==== THE DATA

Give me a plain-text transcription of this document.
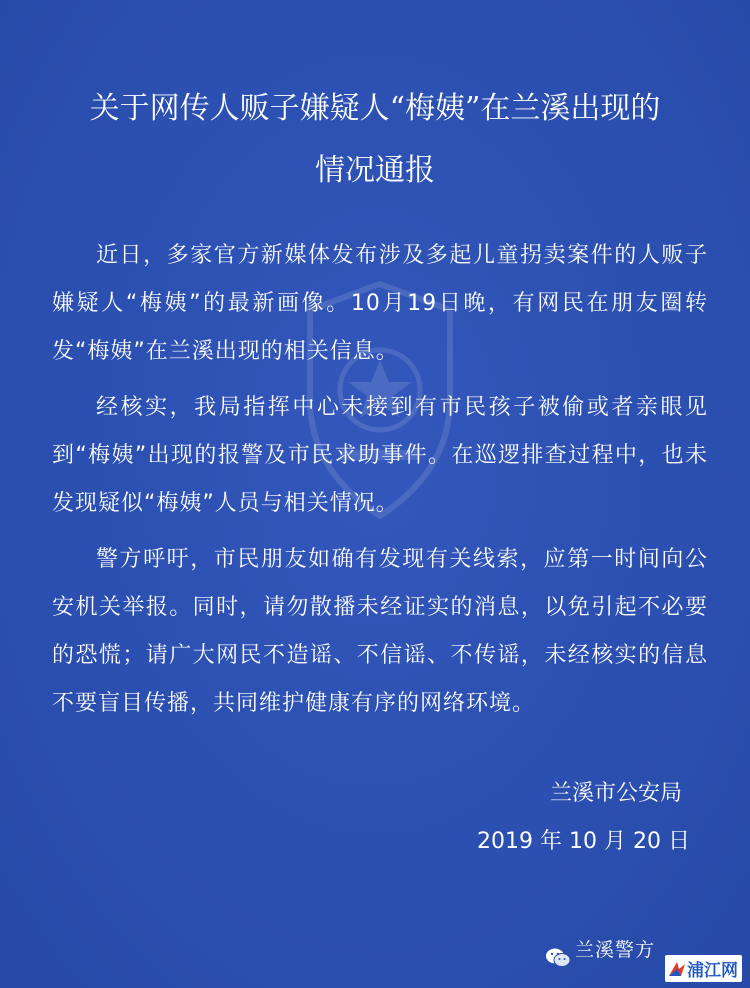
关于网传人贩子嫌疑人“梅姨”在兰溪出现的
情况通报

近日，多家官方新媒体发布涉及多起儿童拐卖案件的人贩子嫌疑人“梅姨”的最新画像。10月19日晚，有网民在朋友圈转发“梅姨”在兰溪出现的相关信息。

经核实，我局指挥中心未接到有市民孩子被偷或者亲眼见到“梅姨”出现的报警及市民求助事件。在巡逻排查过程中，也未发现疑似“梅姨”人员与相关情况。

警方呼吁，市民朋友如确有发现有关线索，应第一时间向公安机关举报。同时，请勿散播未经证实的消息，以免引起不必要的恐慌；请广大网民不造谣、不信谣、不传谣，未经核实的信息不要盲目传播，共同维护健康有序的网络环境。

兰溪市公安局
2019 年 10 月 20 日
兰溪警方
浦江网
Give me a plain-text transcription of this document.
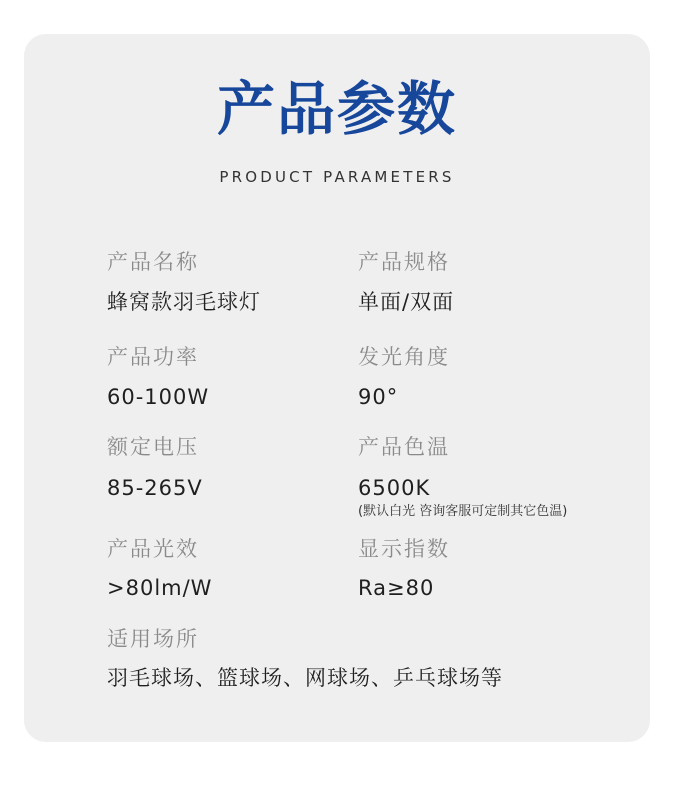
产品参数
PRODUCT PARAMETERS
产品名称
蜂窝款羽毛球灯
产品规格
单面/双面
产品功率
60-100W
发光角度
90°
额定电压
85-265V
产品色温
6500K
(默认白光 咨询客服可定制其它色温)
产品光效
>80lm/W
显示指数
Ra≥80
适用场所
羽毛球场、篮球场、网球场、乒乓球场等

========

_GIVEN EXERCISE_:
Reproduce the material word for word. Any pictures should be left out of the copy.

_EXERCISE SOLUTION_:
Give me a plain-text transcription of this document.
关于网传人贩子嫌疑人“梅姨”在兰溪出现的
情况通报

近日，多家官方新媒体发布涉及多起儿童拐卖案件的人贩子嫌疑人“梅姨”的最新画像。10月19日晚，有网民在朋友圈转发“梅姨”在兰溪出现的相关信息。

经核实，我局指挥中心未接到有市民孩子被偷或者亲眼见到“梅姨”出现的报警及市民求助事件。在巡逻排查过程中，也未发现疑似“梅姨”人员与相关情况。

警方呼吁，市民朋友如确有发现有关线索，应第一时间向公安机关举报。同时，请勿散播未经证实的消息，以免引起不必要的恐慌；请广大网民不造谣、不信谣、不传谣，未经核实的信息不要盲目传播，共同维护健康有序的网络环境。

兰溪市公安局
2019 年 10 月 20 日
兰溪警方
浦江网
Give me a plain-text transcription of this document.
产品参数
PRODUCT PARAMETERS
产品名称
蜂窝款羽毛球灯
产品规格
单面/双面
产品功率
60-100W
发光角度
90°
额定电压
85-265V
产品色温
6500K
(默认白光 咨询客服可定制其它色温)
产品光效
>80lm/W
显示指数
Ra≥80
适用场所
羽毛球场、篮球场、网球场、乒乓球场等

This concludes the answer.